[Collection entries]
** begin **

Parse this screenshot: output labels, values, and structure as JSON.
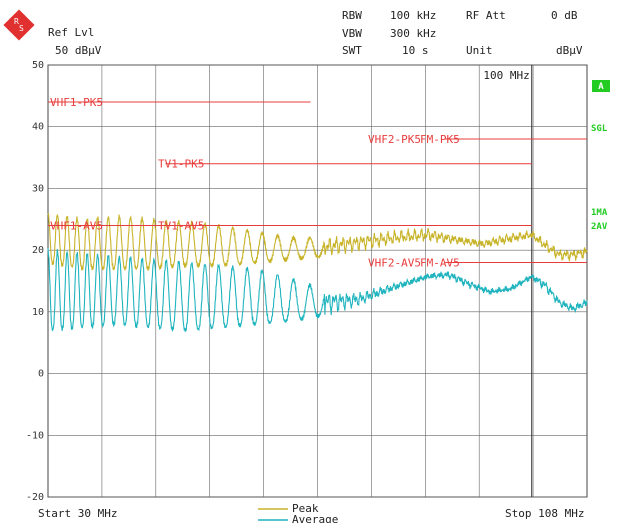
{
  "header": {
    "ref_lvl_label": "Ref Lvl",
    "ref_lvl_value": "50 dBµV",
    "rbw_label": "RBW",
    "rbw_value": "100 kHz",
    "vbw_label": "VBW",
    "vbw_value": "300 kHz",
    "swt_label": "SWT",
    "swt_value": "10 s",
    "rf_att_label": "RF Att",
    "rf_att_value": "0 dB",
    "unit_label": "Unit",
    "unit_value": "dBµV",
    "marker_freq": "100 MHz"
  },
  "side_labels": {
    "a": "A",
    "sgl": "SGL",
    "ma1": "1MA",
    "av2": "2AV"
  },
  "footer": {
    "start": "Start 30 MHz",
    "stop": "Stop 108 MHz"
  },
  "colors": {
    "peak": "#c8b42a",
    "average": "#1fb4be",
    "limit": "#e83c3c",
    "status_green": "#22cc22",
    "grid": "#444444"
  },
  "chart_data": {
    "type": "line",
    "x_range_mhz": [
      30,
      108
    ],
    "ylim": [
      -20,
      50
    ],
    "ylabel": "dBµV",
    "y_ticks": [
      50,
      40,
      30,
      20,
      10,
      0,
      -10,
      -20
    ],
    "grid": true,
    "legend_position": "bottom-center",
    "marker_line_mhz": 100,
    "limit_lines": [
      {
        "label": "VHF1-PK5",
        "x": [
          30,
          68
        ],
        "y": 44
      },
      {
        "label": "VHF1-AV5",
        "x": [
          30,
          68
        ],
        "y": 24
      },
      {
        "label": "TV1-PK5",
        "x": [
          47,
          100
        ],
        "y": 34
      },
      {
        "label": "TV1-AV5",
        "x": [
          47,
          100
        ],
        "y": 24
      },
      {
        "label": "VHF2-PK5",
        "x": [
          87.5,
          108
        ],
        "y": 38
      },
      {
        "label": "FM-PK5",
        "x": [
          87.5,
          108
        ],
        "y": 38
      },
      {
        "label": "VHF2-AV5",
        "x": [
          87.5,
          108
        ],
        "y": 18
      },
      {
        "label": "FM-AV5",
        "x": [
          87.5,
          108
        ],
        "y": 18
      }
    ],
    "series": [
      {
        "name": "Peak",
        "env_freq_mhz": [
          30,
          35,
          40,
          45,
          50,
          55,
          60,
          65,
          70,
          75,
          80,
          85,
          90,
          93,
          96,
          100,
          102,
          104,
          106,
          108
        ],
        "env_upper": [
          26,
          25,
          25.5,
          25,
          24.5,
          24,
          23,
          22,
          22,
          22.5,
          23,
          23.5,
          22,
          21.5,
          22.5,
          23,
          21.5,
          20,
          20,
          20.5
        ],
        "env_lower": [
          18,
          17,
          17,
          17,
          17.5,
          17.5,
          18,
          18.5,
          19,
          20,
          21,
          21.5,
          21,
          20.5,
          21,
          22,
          20,
          18.5,
          18.5,
          19
        ],
        "oscillation_until_mhz": 70
      },
      {
        "name": "Average",
        "env_freq_mhz": [
          30,
          35,
          40,
          45,
          50,
          55,
          60,
          65,
          70,
          75,
          80,
          85,
          88,
          91,
          94,
          97,
          100,
          102,
          104,
          106,
          108
        ],
        "env_upper": [
          20,
          19.5,
          19,
          18.5,
          18,
          17.5,
          17,
          15.5,
          13.5,
          13,
          14.5,
          16,
          16.5,
          15,
          13.5,
          14,
          16,
          15,
          12,
          11,
          12
        ],
        "env_lower": [
          7,
          7.5,
          8,
          7.5,
          7,
          7.5,
          8,
          8.5,
          9.5,
          11,
          13.5,
          15.5,
          15.5,
          14,
          13,
          13.5,
          15.5,
          13.5,
          11,
          10,
          11
        ],
        "oscillation_until_mhz": 70
      }
    ]
  }
}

** end **

> _WRITTEN EXERCISE_
Make an exact copy of the records shown above, without the pictures.

> _RESULT OF THE EXERCISE_
Parse this screenshot: output labels, values, and structure as JSON.
{
  "header": {
    "ref_lvl_label": "Ref Lvl",
    "ref_lvl_value": "50 dBµV",
    "rbw_label": "RBW",
    "rbw_value": "100 kHz",
    "vbw_label": "VBW",
    "vbw_value": "300 kHz",
    "swt_label": "SWT",
    "swt_value": "10 s",
    "rf_att_label": "RF Att",
    "rf_att_value": "0 dB",
    "unit_label": "Unit",
    "unit_value": "dBµV",
    "marker_freq": "100 MHz"
  },
  "side_labels": {
    "a": "A",
    "sgl": "SGL",
    "ma1": "1MA",
    "av2": "2AV"
  },
  "footer": {
    "start": "Start 30 MHz",
    "stop": "Stop 108 MHz"
  },
  "colors": {
    "peak": "#c8b42a",
    "average": "#1fb4be",
    "limit": "#e83c3c",
    "status_green": "#22cc22",
    "grid": "#444444"
  },
  "chart_data": {
    "type": "line",
    "x_range_mhz": [
      30,
      108
    ],
    "ylim": [
      -20,
      50
    ],
    "ylabel": "dBµV",
    "y_ticks": [
      50,
      40,
      30,
      20,
      10,
      0,
      -10,
      -20
    ],
    "grid": true,
    "legend_position": "bottom-center",
    "marker_line_mhz": 100,
    "limit_lines": [
      {
        "label": "VHF1-PK5",
        "x": [
          30,
          68
        ],
        "y": 44
      },
      {
        "label": "VHF1-AV5",
        "x": [
          30,
          68
        ],
        "y": 24
      },
      {
        "label": "TV1-PK5",
        "x": [
          47,
          100
        ],
        "y": 34
      },
      {
        "label": "TV1-AV5",
        "x": [
          47,
          100
        ],
        "y": 24
      },
      {
        "label": "VHF2-PK5",
        "x": [
          87.5,
          108
        ],
        "y": 38
      },
      {
        "label": "FM-PK5",
        "x": [
          87.5,
          108
        ],
        "y": 38
      },
      {
        "label": "VHF2-AV5",
        "x": [
          87.5,
          108
        ],
        "y": 18
      },
      {
        "label": "FM-AV5",
        "x": [
          87.5,
          108
        ],
        "y": 18
      }
    ],
    "series": [
      {
        "name": "Peak",
        "env_freq_mhz": [
          30,
          35,
          40,
          45,
          50,
          55,
          60,
          65,
          70,
          75,
          80,
          85,
          90,
          93,
          96,
          100,
          102,
          104,
          106,
          108
        ],
        "env_upper": [
          26,
          25,
          25.5,
          25,
          24.5,
          24,
          23,
          22,
          22,
          22.5,
          23,
          23.5,
          22,
          21.5,
          22.5,
          23,
          21.5,
          20,
          20,
          20.5
        ],
        "env_lower": [
          18,
          17,
          17,
          17,
          17.5,
          17.5,
          18,
          18.5,
          19,
          20,
          21,
          21.5,
          21,
          20.5,
          21,
          22,
          20,
          18.5,
          18.5,
          19
        ],
        "oscillation_until_mhz": 70
      },
      {
        "name": "Average",
        "env_freq_mhz": [
          30,
          35,
          40,
          45,
          50,
          55,
          60,
          65,
          70,
          75,
          80,
          85,
          88,
          91,
          94,
          97,
          100,
          102,
          104,
          106,
          108
        ],
        "env_upper": [
          20,
          19.5,
          19,
          18.5,
          18,
          17.5,
          17,
          15.5,
          13.5,
          13,
          14.5,
          16,
          16.5,
          15,
          13.5,
          14,
          16,
          15,
          12,
          11,
          12
        ],
        "env_lower": [
          7,
          7.5,
          8,
          7.5,
          7,
          7.5,
          8,
          8.5,
          9.5,
          11,
          13.5,
          15.5,
          15.5,
          14,
          13,
          13.5,
          15.5,
          13.5,
          11,
          10,
          11
        ],
        "oscillation_until_mhz": 70
      }
    ]
  }
}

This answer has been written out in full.